**Entries provided**
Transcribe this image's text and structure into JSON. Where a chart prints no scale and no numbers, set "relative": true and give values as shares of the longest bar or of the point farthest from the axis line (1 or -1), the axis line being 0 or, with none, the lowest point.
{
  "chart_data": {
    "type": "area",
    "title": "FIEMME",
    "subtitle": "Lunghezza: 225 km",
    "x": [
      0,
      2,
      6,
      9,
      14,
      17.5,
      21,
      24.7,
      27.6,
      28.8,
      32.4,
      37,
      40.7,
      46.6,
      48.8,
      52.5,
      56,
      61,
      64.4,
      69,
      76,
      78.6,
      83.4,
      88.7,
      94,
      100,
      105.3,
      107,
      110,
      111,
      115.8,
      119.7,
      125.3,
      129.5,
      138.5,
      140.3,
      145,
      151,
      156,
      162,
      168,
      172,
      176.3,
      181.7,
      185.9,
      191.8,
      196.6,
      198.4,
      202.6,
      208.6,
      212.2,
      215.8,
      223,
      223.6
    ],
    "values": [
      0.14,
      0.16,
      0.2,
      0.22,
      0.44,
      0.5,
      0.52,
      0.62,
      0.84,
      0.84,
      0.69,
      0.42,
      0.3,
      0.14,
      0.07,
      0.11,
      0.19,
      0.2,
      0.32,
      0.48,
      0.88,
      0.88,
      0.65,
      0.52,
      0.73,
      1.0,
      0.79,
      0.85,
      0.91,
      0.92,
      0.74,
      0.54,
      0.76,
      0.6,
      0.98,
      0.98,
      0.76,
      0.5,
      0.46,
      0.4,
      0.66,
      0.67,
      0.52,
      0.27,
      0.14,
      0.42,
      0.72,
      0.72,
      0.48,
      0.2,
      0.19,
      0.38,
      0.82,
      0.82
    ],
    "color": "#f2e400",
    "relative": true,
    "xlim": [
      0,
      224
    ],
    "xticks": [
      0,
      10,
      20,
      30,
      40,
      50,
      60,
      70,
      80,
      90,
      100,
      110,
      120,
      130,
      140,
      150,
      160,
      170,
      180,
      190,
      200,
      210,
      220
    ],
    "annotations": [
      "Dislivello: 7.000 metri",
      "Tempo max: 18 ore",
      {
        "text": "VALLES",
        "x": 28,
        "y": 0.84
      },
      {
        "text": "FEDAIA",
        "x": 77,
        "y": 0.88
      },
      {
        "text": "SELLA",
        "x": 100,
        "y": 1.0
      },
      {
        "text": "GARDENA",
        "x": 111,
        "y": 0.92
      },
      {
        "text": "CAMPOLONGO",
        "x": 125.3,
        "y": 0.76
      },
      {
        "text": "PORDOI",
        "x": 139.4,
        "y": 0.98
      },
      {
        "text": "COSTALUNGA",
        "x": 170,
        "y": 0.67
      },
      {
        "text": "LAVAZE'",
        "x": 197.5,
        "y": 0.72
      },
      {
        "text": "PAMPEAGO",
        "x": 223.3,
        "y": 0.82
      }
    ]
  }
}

--

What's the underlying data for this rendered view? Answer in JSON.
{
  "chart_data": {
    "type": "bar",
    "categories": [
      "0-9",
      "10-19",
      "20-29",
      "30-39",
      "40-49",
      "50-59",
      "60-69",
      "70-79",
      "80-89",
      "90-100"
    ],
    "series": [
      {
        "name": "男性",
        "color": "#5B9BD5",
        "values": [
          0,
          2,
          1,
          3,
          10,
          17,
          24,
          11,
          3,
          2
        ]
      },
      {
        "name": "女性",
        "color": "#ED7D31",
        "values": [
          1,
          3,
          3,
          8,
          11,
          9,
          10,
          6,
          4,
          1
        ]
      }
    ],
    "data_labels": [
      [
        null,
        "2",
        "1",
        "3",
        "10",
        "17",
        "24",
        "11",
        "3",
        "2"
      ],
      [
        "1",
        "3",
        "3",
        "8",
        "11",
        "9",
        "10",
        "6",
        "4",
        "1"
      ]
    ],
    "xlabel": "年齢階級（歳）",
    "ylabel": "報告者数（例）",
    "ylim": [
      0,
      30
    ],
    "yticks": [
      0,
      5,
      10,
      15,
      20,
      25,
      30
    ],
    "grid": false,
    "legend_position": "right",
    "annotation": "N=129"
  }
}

* * *

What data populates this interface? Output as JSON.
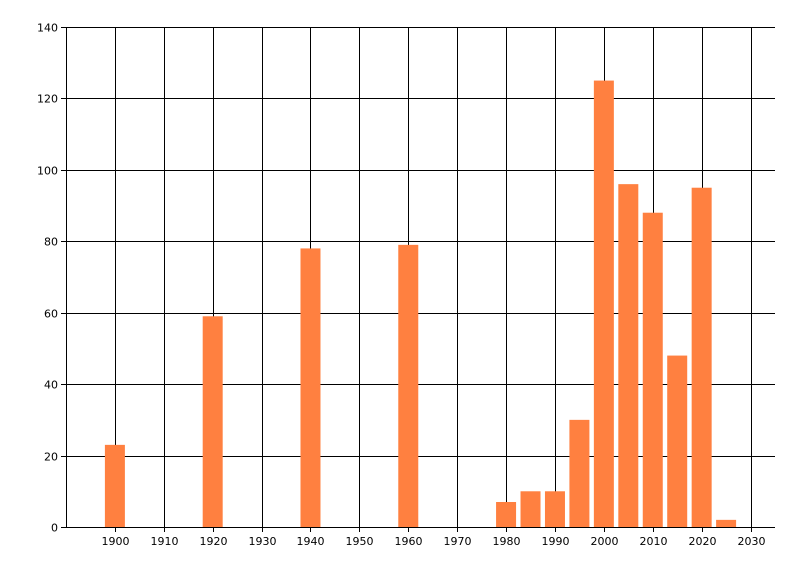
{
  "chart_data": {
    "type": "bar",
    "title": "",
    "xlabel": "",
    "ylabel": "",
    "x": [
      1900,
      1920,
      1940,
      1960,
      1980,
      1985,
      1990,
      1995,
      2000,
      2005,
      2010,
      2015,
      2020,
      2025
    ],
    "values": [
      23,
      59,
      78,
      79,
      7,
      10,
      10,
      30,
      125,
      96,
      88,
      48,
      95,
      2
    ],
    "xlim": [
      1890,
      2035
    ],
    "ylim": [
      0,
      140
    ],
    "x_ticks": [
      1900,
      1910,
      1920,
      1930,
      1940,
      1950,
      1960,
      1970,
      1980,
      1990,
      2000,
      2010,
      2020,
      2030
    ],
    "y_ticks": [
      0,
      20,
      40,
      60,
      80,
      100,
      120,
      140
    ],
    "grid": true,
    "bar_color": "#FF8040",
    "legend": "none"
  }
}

**Task goal**
Show, from the listing above, each line that contains the word "What".

**Answer below**
What's the underlying data for this rendered view? Answer in JSON.
What data populates this interface? Output as JSON.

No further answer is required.